> _TASK INPUTS_
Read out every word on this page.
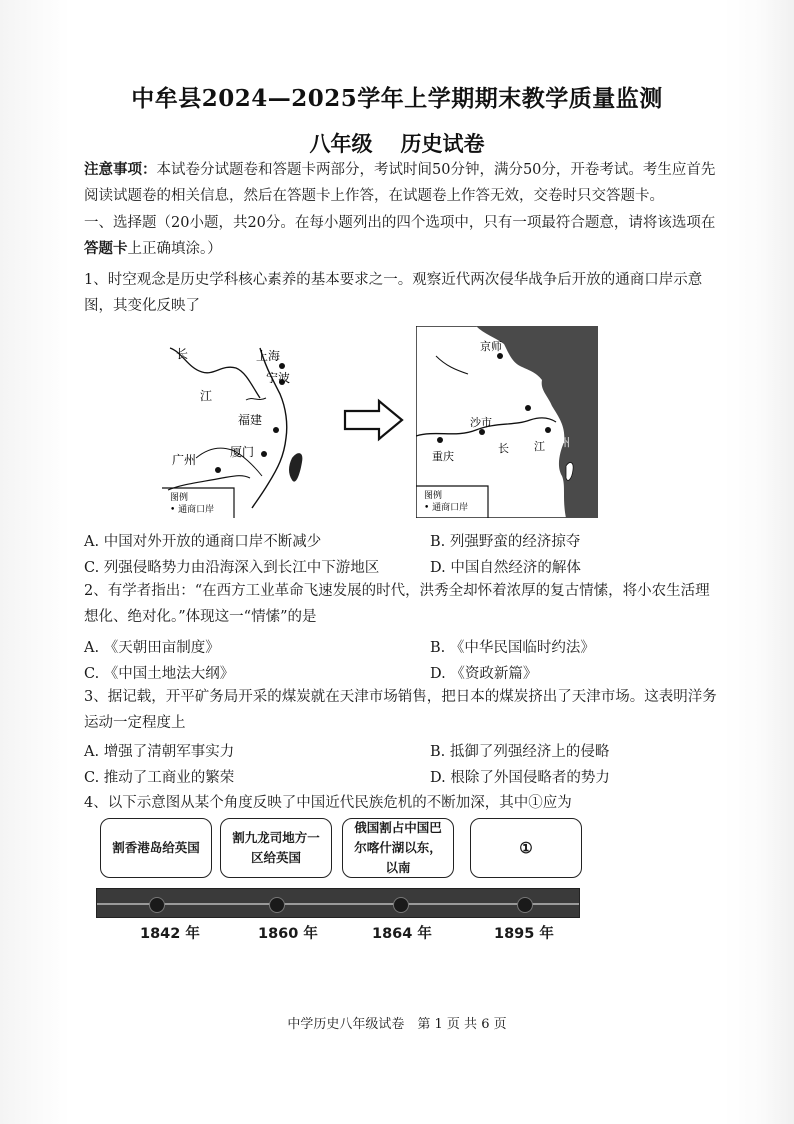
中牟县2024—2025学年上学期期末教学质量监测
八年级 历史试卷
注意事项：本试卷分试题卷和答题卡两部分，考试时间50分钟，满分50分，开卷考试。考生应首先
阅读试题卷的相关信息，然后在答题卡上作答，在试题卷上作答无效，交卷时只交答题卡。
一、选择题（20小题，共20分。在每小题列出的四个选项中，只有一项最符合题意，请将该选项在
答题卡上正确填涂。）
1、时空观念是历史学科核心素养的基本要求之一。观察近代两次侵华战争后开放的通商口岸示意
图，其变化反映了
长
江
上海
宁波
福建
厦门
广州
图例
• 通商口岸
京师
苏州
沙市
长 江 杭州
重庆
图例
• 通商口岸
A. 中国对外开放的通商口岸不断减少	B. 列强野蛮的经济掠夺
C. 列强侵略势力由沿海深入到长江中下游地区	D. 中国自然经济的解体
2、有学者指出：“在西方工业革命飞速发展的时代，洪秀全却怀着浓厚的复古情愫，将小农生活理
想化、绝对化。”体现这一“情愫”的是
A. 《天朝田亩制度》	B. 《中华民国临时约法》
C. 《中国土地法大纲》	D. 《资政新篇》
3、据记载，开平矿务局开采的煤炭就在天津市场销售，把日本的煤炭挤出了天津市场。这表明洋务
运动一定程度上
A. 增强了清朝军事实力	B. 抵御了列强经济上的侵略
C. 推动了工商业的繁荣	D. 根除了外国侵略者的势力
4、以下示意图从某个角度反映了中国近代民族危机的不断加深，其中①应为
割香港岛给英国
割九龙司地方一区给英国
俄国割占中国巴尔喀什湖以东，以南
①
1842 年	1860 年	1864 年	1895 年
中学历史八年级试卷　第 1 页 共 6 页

> _AIM_
Set the entries down again exactly. Do not include the images.

> _RESPONSE_
Read out every word on this page.
中牟县2024—2025学年上学期期末教学质量监测
八年级 历史试卷
注意事项：本试卷分试题卷和答题卡两部分，考试时间50分钟，满分50分，开卷考试。考生应首先
阅读试题卷的相关信息，然后在答题卡上作答，在试题卷上作答无效，交卷时只交答题卡。
一、选择题（20小题，共20分。在每小题列出的四个选项中，只有一项最符合题意，请将该选项在
答题卡上正确填涂。）
1、时空观念是历史学科核心素养的基本要求之一。观察近代两次侵华战争后开放的通商口岸示意
图，其变化反映了
长
江
上海
宁波
福建
厦门
广州
图例
• 通商口岸
京师
苏州
沙市
长 江 杭州
重庆
图例
• 通商口岸
A. 中国对外开放的通商口岸不断减少	B. 列强野蛮的经济掠夺
C. 列强侵略势力由沿海深入到长江中下游地区	D. 中国自然经济的解体
2、有学者指出：“在西方工业革命飞速发展的时代，洪秀全却怀着浓厚的复古情愫，将小农生活理
想化、绝对化。”体现这一“情愫”的是
A. 《天朝田亩制度》	B. 《中华民国临时约法》
C. 《中国土地法大纲》	D. 《资政新篇》
3、据记载，开平矿务局开采的煤炭就在天津市场销售，把日本的煤炭挤出了天津市场。这表明洋务
运动一定程度上
A. 增强了清朝军事实力	B. 抵御了列强经济上的侵略
C. 推动了工商业的繁荣	D. 根除了外国侵略者的势力
4、以下示意图从某个角度反映了中国近代民族危机的不断加深，其中①应为
割香港岛给英国
割九龙司地方一区给英国
俄国割占中国巴尔喀什湖以东，以南
①
1842 年	1860 年	1864 年	1895 年
中学历史八年级试卷　第 1 页 共 6 页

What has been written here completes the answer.